§ Data to use
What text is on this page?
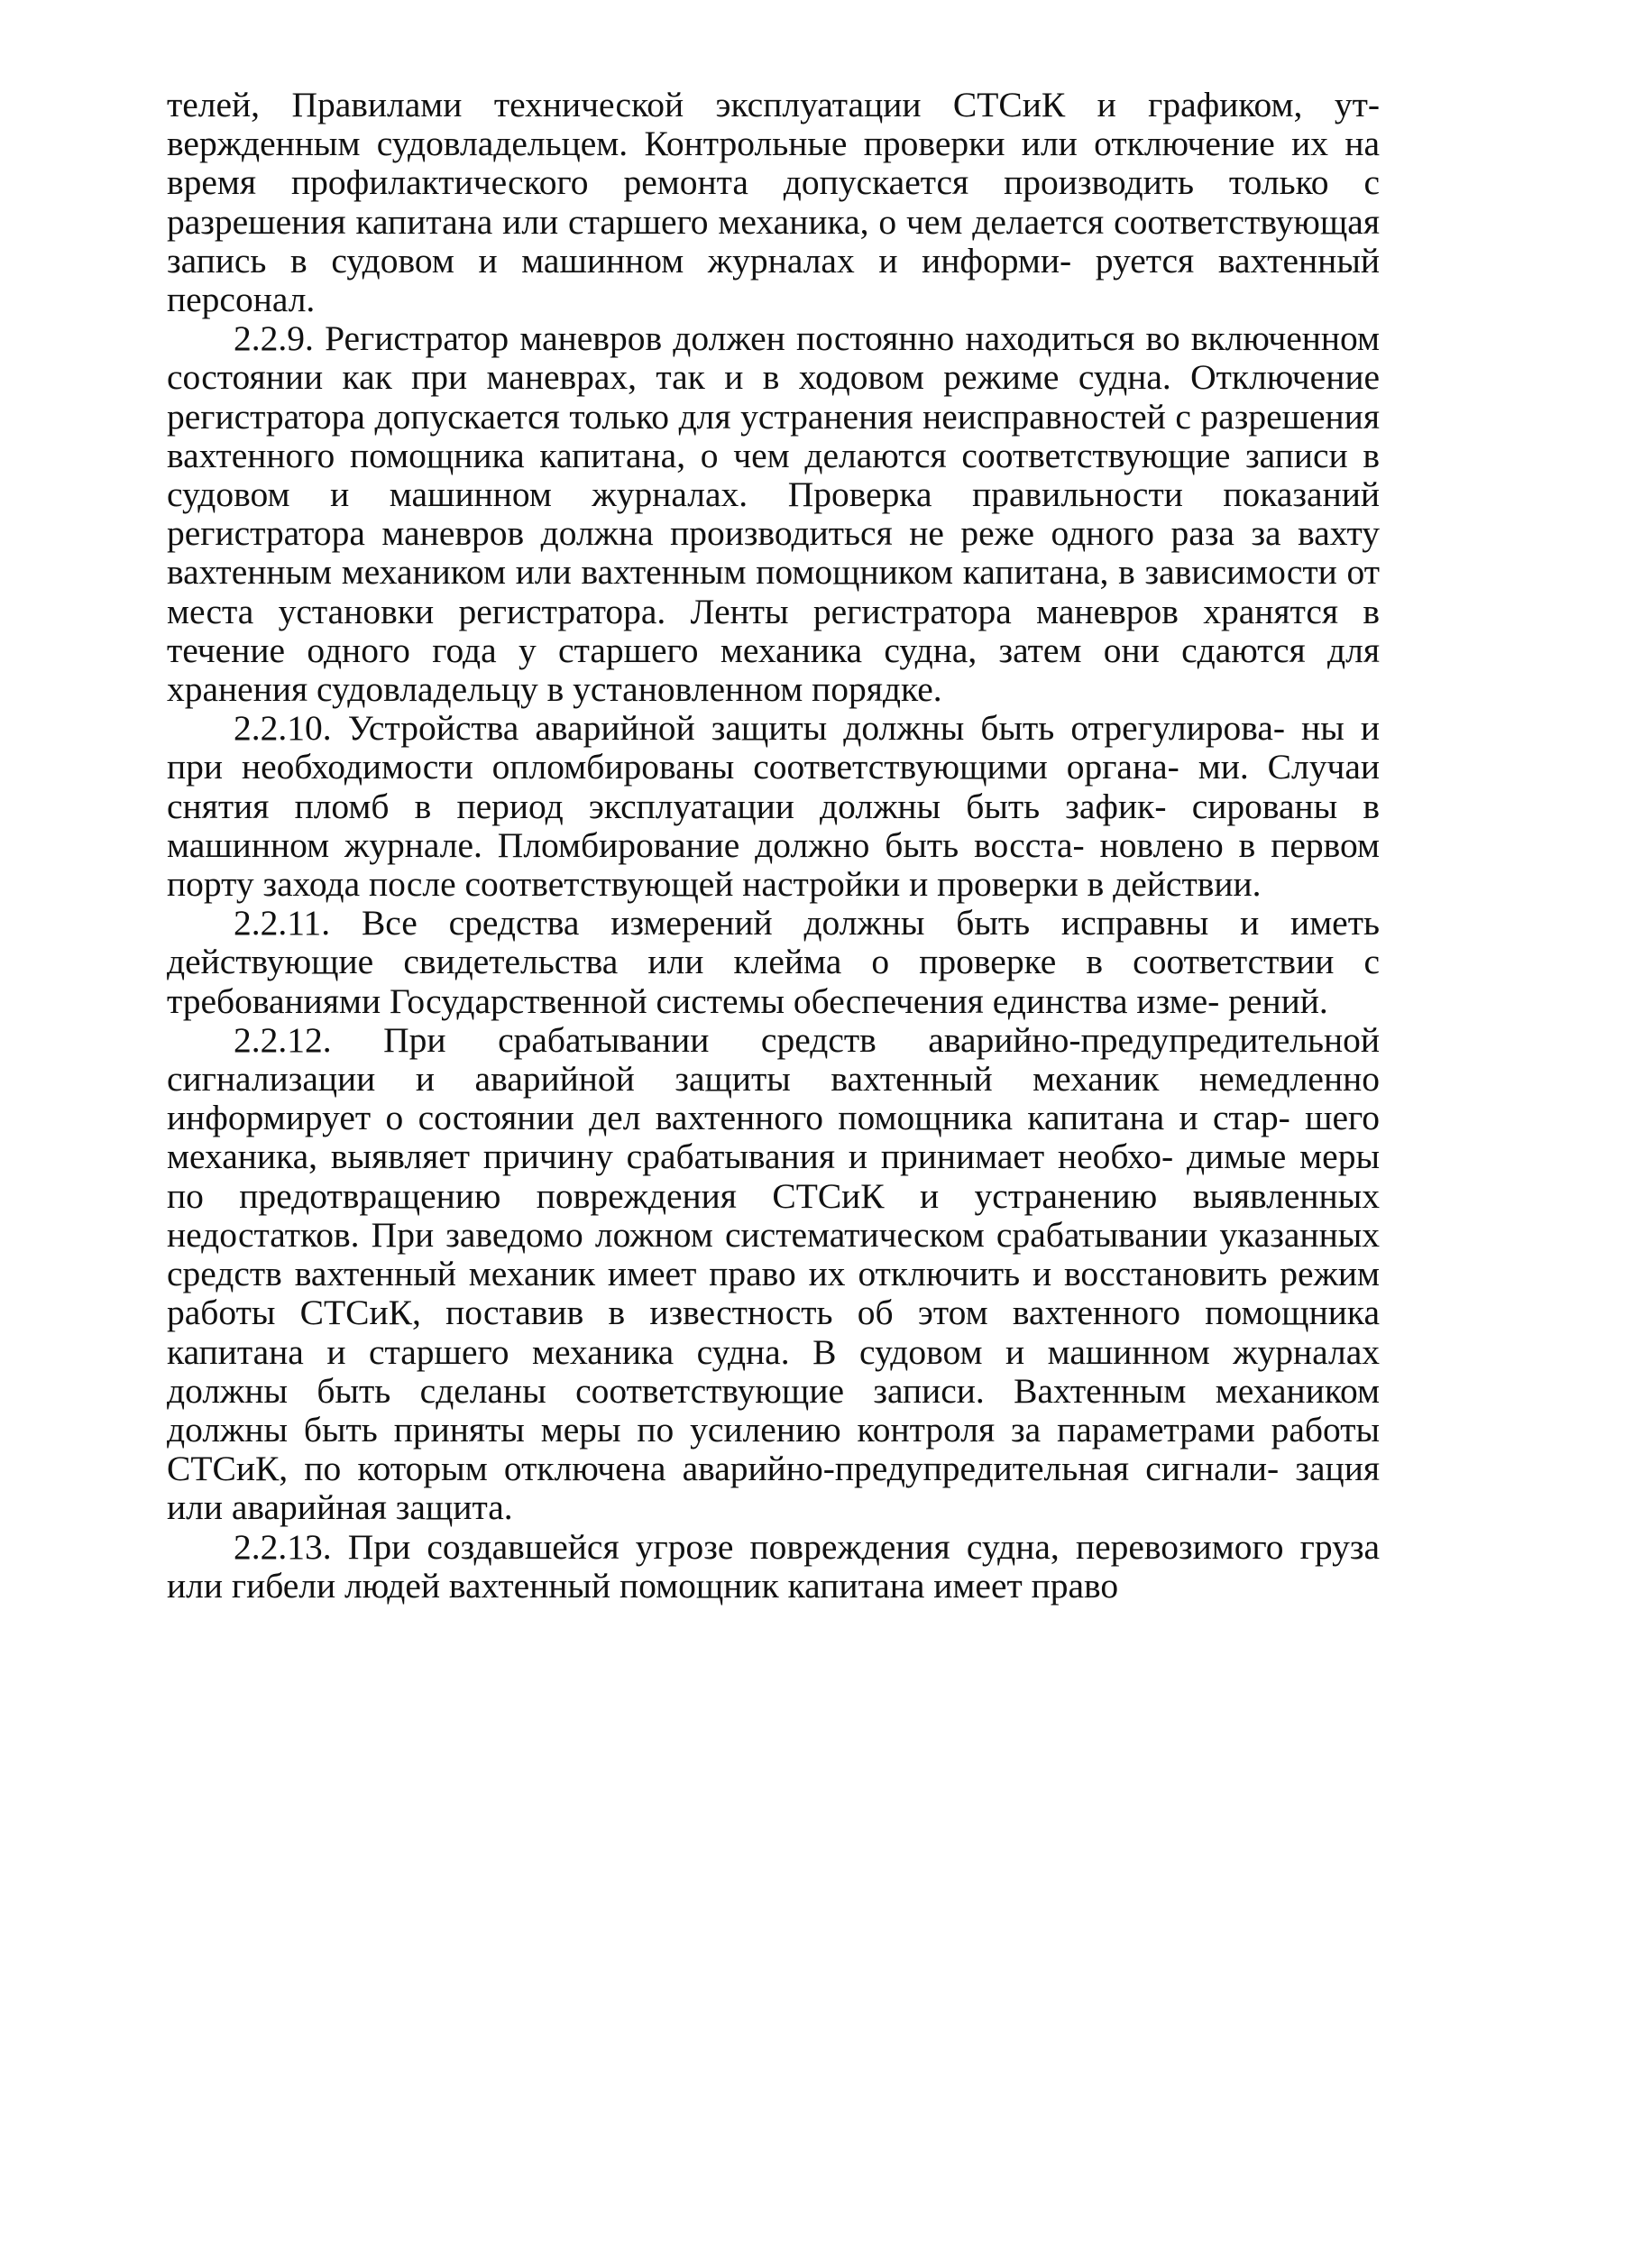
телей, Правилами технической эксплуатации СТСиК и графиком, ут- вержденным судовладельцем. Контрольные проверки или отключение их на время профилактического ремонта допускается производить только с разрешения капитана или старшего механика, о чем делается соответствующая запись в судовом и машинном журналах и информи- руется вахтенный персонал.

2.2.9. Регистратор маневров должен постоянно находиться во включенном состоянии как при маневрах, так и в ходовом режиме судна. Отключение регистратора допускается только для устранения неисправностей с разрешения вахтенного помощника капитана, о чем делаются соответствующие записи в судовом и машинном журналах. Проверка правильности показаний регистратора маневров должна производиться не реже одного раза за вахту вахтенным механиком или вахтенным помощником капитана, в зависимости от места установки регистратора. Ленты регистратора маневров хранятся в течение одного года у старшего механика судна, затем они сдаются для хранения судовладельцу в установленном порядке.

2.2.10. Устройства аварийной защиты должны быть отрегулирова- ны и при необходимости опломбированы соответствующими органа- ми. Случаи снятия пломб в период эксплуатации должны быть зафик- сированы в машинном журнале. Пломбирование должно быть восста- новлено в первом порту захода после соответствующей настройки и проверки в действии.

2.2.11. Все средства измерений должны быть исправны и иметь действующие свидетельства или клейма о проверке в соответствии с требованиями Государственной системы обеспечения единства изме- рений.

2.2.12. При срабатывании средств аварийно-предупредительной сигнализации и аварийной защиты вахтенный механик немедленно информирует о состоянии дел вахтенного помощника капитана и стар- шего механика, выявляет причину срабатывания и принимает необхо- димые меры по предотвращению повреждения СТСиК и устранению выявленных недостатков. При заведомо ложном систематическом срабатывании указанных средств вахтенный механик имеет право их отключить и восстановить режим работы СТСиК, поставив в известность об этом вахтенного помощника капитана и старшего механика судна. В судовом и машинном журналах должны быть сделаны соответствующие записи. Вахтенным механиком должны быть приняты меры по усилению контроля за параметрами работы СТСиК, по которым отключена аварийно-предупредительная сигнали- зация или аварийная защита.

2.2.13. При создавшейся угрозе повреждения судна, перевозимого груза или гибели людей вахтенный помощник капитана имеет право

§ Problem
Gather and copy every line of the data in which the string "помощника" is found.

§ Exercise result
2.2.9. Регистратор маневров должен постоянно находиться во включенном состоянии как при маневрах, так и в ходовом режиме судна. Отключение регистратора допускается только для устранения неисправностей с разрешения вахтенного помощника капитана, о чем делаются соответствующие записи в судовом и машинном журналах. Проверка правильности показаний регистратора маневров должна производиться не реже одного раза за вахту вахтенным механиком или вахтенным помощником капитана, в зависимости от места установки регистратора. Ленты регистратора маневров хранятся в течение одного года у старшего механика судна, затем они сдаются для хранения судовладельцу в установленном порядке.
2.2.12. При срабатывании средств аварийно-предупредительной сигнализации и аварийной защиты вахтенный механик немедленно информирует о состоянии дел вахтенного помощника капитана и стар- шего механика, выявляет причину срабатывания и принимает необхо- димые меры по предотвращению повреждения СТСиК и устранению выявленных недостатков. При заведомо ложном систематическом срабатывании указанных средств вахтенный механик имеет право их отключить и восстановить режим работы СТСиК, поставив в известность об этом вахтенного помощника капитана и старшего механика судна. В судовом и машинном журналах должны быть сделаны соответствующие записи. Вахтенным механиком должны быть приняты меры по усилению контроля за параметрами работы СТСиК, по которым отключена аварийно-предупредительная сигнали- зация или аварийная защита.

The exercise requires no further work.